When the string "transcripts" is part of a line in the data below, report the whole line.

○ ○ ○ ○ ○ ○ ○

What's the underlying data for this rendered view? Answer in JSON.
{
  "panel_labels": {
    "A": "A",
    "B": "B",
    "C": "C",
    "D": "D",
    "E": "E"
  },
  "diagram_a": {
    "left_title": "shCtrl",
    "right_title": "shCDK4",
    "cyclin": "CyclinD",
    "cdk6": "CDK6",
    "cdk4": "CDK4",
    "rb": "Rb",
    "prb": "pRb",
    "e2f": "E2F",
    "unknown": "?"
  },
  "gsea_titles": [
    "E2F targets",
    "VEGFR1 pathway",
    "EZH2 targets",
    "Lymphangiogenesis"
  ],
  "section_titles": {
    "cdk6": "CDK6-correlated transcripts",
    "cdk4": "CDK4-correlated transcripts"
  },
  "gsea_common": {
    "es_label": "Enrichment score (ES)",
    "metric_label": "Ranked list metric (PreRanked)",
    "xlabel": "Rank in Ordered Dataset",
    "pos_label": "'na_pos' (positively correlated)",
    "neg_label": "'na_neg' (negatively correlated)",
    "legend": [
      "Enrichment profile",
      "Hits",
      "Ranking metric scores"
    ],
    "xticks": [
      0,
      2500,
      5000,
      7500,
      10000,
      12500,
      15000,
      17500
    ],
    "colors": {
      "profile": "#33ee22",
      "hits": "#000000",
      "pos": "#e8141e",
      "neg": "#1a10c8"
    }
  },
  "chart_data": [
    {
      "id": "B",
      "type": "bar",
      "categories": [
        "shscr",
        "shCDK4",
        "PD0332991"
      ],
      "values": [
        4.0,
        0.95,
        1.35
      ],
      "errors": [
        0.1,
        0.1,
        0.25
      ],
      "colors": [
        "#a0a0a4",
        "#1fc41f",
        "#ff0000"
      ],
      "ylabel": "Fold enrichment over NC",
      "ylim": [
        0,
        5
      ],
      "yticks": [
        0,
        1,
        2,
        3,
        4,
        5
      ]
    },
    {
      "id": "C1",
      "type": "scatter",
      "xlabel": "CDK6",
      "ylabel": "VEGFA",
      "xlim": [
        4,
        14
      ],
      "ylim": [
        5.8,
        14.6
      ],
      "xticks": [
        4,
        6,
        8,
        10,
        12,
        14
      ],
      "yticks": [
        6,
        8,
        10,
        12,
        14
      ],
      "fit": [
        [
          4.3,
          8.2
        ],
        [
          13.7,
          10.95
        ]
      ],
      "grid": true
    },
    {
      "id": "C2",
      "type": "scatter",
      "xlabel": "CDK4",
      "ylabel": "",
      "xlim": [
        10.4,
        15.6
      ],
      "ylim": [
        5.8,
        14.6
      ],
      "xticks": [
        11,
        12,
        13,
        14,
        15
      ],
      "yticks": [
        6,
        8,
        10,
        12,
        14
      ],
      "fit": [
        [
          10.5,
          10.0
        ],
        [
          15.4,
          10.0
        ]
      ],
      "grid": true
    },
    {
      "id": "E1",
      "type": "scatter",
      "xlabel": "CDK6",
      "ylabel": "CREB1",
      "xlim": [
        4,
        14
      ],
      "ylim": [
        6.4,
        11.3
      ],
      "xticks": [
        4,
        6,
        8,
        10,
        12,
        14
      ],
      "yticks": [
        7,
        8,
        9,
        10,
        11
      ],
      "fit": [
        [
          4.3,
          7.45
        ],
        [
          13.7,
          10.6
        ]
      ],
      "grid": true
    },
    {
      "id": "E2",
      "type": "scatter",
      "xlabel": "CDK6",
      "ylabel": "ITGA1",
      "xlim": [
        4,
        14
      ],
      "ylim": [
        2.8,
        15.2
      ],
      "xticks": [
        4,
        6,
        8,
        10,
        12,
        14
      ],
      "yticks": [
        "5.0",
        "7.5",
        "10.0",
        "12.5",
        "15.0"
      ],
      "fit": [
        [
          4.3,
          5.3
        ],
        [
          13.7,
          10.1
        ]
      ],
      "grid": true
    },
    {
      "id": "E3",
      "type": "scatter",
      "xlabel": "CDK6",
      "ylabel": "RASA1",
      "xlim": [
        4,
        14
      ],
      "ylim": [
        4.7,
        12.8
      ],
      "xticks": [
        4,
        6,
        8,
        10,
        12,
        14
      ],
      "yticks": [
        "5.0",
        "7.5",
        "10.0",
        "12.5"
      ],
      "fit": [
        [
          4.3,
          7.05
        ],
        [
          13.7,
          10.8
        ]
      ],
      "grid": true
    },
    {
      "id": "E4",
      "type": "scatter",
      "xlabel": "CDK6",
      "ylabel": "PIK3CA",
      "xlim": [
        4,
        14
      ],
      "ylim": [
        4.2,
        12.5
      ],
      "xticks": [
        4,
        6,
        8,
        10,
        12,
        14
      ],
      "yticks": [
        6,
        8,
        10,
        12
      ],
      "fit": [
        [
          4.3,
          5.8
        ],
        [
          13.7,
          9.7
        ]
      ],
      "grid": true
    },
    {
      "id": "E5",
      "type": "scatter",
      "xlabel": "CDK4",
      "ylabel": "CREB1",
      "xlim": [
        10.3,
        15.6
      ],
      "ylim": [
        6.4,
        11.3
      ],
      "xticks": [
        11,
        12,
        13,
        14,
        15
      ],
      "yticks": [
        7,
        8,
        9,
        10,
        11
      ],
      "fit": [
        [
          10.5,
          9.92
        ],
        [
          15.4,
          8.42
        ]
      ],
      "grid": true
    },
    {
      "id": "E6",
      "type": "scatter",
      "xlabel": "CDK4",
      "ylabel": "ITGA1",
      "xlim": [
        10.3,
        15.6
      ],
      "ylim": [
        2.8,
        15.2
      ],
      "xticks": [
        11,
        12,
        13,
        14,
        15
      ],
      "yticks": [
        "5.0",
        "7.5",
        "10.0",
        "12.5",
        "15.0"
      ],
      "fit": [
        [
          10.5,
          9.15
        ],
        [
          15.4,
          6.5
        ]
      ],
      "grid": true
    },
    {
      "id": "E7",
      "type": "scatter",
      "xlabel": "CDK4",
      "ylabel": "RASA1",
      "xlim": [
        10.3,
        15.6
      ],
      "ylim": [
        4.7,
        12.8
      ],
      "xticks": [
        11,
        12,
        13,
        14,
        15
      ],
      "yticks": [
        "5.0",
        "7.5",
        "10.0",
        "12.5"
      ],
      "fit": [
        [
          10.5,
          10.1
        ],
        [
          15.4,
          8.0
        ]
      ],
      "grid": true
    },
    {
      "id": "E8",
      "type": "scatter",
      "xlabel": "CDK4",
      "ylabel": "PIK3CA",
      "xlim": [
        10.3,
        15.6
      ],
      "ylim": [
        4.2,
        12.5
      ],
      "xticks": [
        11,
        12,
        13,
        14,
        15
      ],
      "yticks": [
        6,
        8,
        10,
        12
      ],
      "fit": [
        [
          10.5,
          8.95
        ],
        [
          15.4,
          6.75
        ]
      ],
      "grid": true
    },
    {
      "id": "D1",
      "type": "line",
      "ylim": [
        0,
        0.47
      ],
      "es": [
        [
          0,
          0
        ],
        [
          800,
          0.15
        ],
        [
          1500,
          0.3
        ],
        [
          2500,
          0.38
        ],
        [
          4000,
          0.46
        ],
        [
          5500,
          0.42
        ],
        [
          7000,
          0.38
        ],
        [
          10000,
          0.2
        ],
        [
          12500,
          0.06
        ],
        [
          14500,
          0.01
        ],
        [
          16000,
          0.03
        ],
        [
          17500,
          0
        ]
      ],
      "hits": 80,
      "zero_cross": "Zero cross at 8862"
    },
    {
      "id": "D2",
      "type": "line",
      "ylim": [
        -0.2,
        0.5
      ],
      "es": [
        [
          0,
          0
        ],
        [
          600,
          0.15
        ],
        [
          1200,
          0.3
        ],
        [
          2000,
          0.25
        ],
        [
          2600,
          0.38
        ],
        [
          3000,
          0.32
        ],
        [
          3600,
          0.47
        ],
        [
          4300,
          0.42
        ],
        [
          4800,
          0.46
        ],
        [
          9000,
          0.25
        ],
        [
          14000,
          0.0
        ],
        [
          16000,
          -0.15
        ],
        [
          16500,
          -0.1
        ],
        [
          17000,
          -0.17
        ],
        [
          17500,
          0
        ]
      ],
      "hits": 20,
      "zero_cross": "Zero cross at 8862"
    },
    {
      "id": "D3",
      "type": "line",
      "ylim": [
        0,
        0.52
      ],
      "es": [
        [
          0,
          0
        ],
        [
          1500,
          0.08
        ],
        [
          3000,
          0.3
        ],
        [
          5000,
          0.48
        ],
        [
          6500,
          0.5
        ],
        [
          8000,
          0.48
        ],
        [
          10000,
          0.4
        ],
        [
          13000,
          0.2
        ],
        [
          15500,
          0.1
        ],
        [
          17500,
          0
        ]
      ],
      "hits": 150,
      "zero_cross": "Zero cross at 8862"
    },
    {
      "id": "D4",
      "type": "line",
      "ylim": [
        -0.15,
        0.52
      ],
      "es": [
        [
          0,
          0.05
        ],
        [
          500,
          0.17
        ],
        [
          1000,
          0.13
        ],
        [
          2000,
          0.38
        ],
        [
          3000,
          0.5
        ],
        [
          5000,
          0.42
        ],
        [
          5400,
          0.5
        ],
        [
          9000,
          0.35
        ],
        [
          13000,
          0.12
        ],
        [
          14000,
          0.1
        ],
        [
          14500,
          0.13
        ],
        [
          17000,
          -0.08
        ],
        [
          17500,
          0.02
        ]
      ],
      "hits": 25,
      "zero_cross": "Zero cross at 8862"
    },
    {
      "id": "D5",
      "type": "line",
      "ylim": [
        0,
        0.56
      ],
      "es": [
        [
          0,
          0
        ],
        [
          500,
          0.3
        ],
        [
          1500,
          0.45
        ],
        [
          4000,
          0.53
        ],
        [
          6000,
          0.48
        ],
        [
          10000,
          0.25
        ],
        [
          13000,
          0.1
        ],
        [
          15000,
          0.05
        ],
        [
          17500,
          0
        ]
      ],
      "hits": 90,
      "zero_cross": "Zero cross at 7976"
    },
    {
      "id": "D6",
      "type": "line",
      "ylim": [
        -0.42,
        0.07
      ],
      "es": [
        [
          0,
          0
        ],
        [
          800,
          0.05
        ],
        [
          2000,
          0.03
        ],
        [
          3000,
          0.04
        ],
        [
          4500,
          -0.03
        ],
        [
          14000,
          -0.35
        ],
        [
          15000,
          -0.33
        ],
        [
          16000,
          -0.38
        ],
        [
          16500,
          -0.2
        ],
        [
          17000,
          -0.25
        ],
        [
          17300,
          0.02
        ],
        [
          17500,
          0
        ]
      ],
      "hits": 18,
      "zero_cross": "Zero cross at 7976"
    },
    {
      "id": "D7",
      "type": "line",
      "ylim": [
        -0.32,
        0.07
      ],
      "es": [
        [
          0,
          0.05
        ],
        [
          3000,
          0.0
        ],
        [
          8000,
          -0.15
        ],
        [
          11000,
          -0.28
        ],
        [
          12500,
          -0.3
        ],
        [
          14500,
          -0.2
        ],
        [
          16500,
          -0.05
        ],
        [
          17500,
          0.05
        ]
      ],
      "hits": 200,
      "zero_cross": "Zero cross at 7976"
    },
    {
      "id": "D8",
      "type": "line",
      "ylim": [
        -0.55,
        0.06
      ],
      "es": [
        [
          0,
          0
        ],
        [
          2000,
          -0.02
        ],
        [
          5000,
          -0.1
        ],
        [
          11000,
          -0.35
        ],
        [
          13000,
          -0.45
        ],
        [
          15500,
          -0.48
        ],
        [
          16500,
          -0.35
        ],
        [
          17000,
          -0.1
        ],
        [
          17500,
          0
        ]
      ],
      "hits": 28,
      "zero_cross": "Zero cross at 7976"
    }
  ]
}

○ ○ ○ ○ ○ ○ ○

_TASK RESULT_:
    "cdk6": "CDK6-correlated transcripts",
    "cdk4": "CDK4-correlated transcripts"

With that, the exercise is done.